BEGIN

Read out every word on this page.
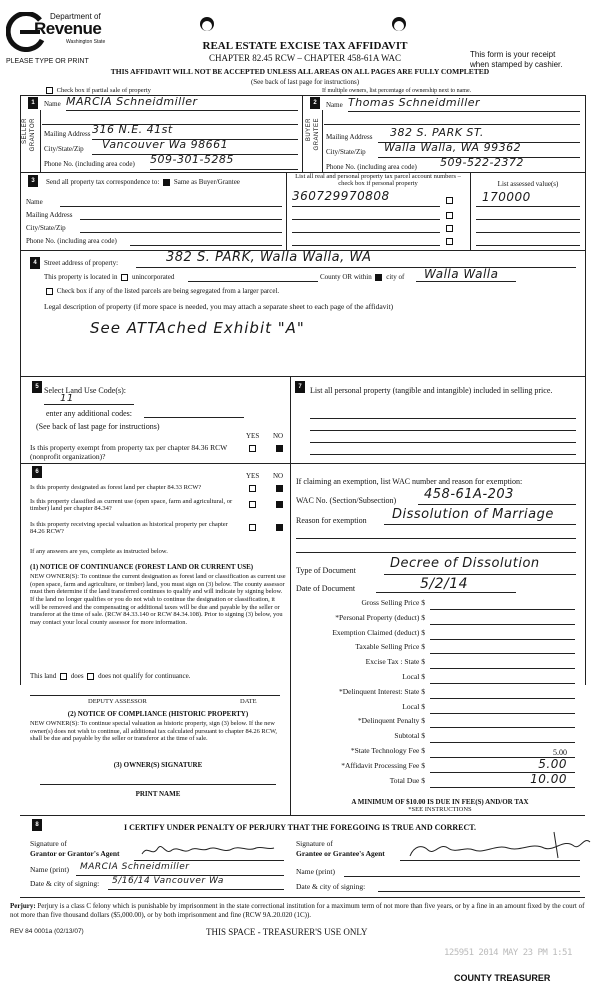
Department of
Revenue
Washington State
PLEASE TYPE OR PRINT
REAL ESTATE EXCISE TAX AFFIDAVIT
CHAPTER 82.45 RCW – CHAPTER 458-61A WAC
THIS AFFIDAVIT WILL NOT BE ACCEPTED UNLESS ALL AREAS ON ALL PAGES ARE FULLY COMPLETED
(See back of last page for instructions)
This form is your receipt
when stamped by cashier.
Check box if partial sale of property	If multiple owners, list percentage of ownership next to name.
1
SELLER GRANTOR
Name MARCIA Schneidmiller
Mailing Address 316 N.E. 41st
City/State/Zip Vancouver Wa 98661
Phone No. (including area code) 509-301-5285
2
BUYER GRANTEE
Name Thomas Schneidmiller
Mailing Address 382 S. PARK ST.
City/State/Zip Walla Walla, WA 99362
Phone No. (including area code) 509-522-2372
3	Send all property tax correspondence to: Same as Buyer/Grantee
Name
Mailing Address
City/State/Zip
Phone No. (including area code)
List all real and personal property tax parcel account numbers – check box if personal property	List assessed value(s)
360729970808	170000
4	Street address of property:	382 S. PARK, Walla Walla, WA
This property is located in unincorporated	County OR within city of Walla Walla
Check box if any of the listed parcels are being segregated from a larger parcel.
Legal description of property (if more space is needed, you may attach a separate sheet to each page of the affidavit)
See ATTAched Exhibit "A"
5 Select Land Use Code(s):
11
enter any additional codes:
(See back of last page for instructions)
YES NO
Is this property exempt from property tax per chapter 84.36 RCW (nonprofit organization)?
6	YES NO
Is this property designated as forest land per chapter 84.33 RCW?
Is this property classified as current use (open space, farm and agricultural, or timber) land per chapter 84.34?
Is this property receiving special valuation as historical property per chapter 84.26 RCW?
If any answers are yes, complete as instructed below.
(1) NOTICE OF CONTINUANCE (FOREST LAND OR CURRENT USE)
NEW OWNER(S): To continue the current designation as forest land or classification as current use (open space, farm and agriculture, or timber) land, you must sign on (3) below. The county assessor must then determine if the land transferred continues to qualify and will indicate by signing below. If the land no longer qualifies or you do not wish to continue the designation or classification, it will be removed and the compensating or additional taxes will be due and payable by the seller or transferor at the time of sale. (RCW 84.33.140 or RCW 84.34.108). Prior to signing (3) below, you may contact your local county assessor for more information.
This land does does not qualify for continuance.
DEPUTY ASSESSOR	DATE
(2) NOTICE OF COMPLIANCE (HISTORIC PROPERTY)
NEW OWNER(S): To continue special valuation as historic property, sign (3) below. If the new owner(s) does not wish to continue, all additional tax calculated pursuant to chapter 84.26 RCW, shall be due and payable by the seller or transferor at the time of sale.
(3) OWNER(S) SIGNATURE
PRINT NAME
7	List all personal property (tangible and intangible) included in selling price.
If claiming an exemption, list WAC number and reason for exemption:
WAC No. (Section/Subsection) 458-61A-203
Reason for exemption Dissolution of Marriage
Type of Document	Decree of Dissolution
Date of Document	5/2/14
Gross Selling Price $
*Personal Property (deduct) $
Exemption Claimed (deduct) $
Taxable Selling Price $
Excise Tax : State $
Local $
*Delinquent Interest: State $
Local $
*Delinquent Penalty $
Subtotal $
*State Technology Fee $	5.00
*Affidavit Processing Fee $	5.00
Total Due $	10.00
A MINIMUM OF $10.00 IS DUE IN FEE(S) AND/OR TAX
*SEE INSTRUCTIONS
8	I CERTIFY UNDER PENALTY OF PERJURY THAT THE FOREGOING IS TRUE AND CORRECT.
Signature of
Grantor or Grantor's Agent
Name (print) MARCIA Schneidmiller
Date & city of signing: 5/16/14 Vancouver Wa
Signature of
Grantee or Grantee's Agent
Name (print)
Date & city of signing:
Perjury: Perjury is a class C felony which is punishable by imprisonment in the state correctional institution for a maximum term of not more than five years, or by a fine in an amount fixed by the court of not more than five thousand dollars ($5,000.00), or by both imprisonment and fine (RCW 9A.20.020 (1C)).
REV 84 0001a (02/13/07)	THIS SPACE - TREASURER'S USE ONLY
125951 2014 MAY 23 PM 1:51
COUNTY TREASURER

END

» **Requirement**: Only lines with the string "PARK" belong in your answer; copy each one.

» **Answer to this task**:
Mailing Address 382 S. PARK ST.
4	Street address of property:	382 S. PARK, Walla Walla, WA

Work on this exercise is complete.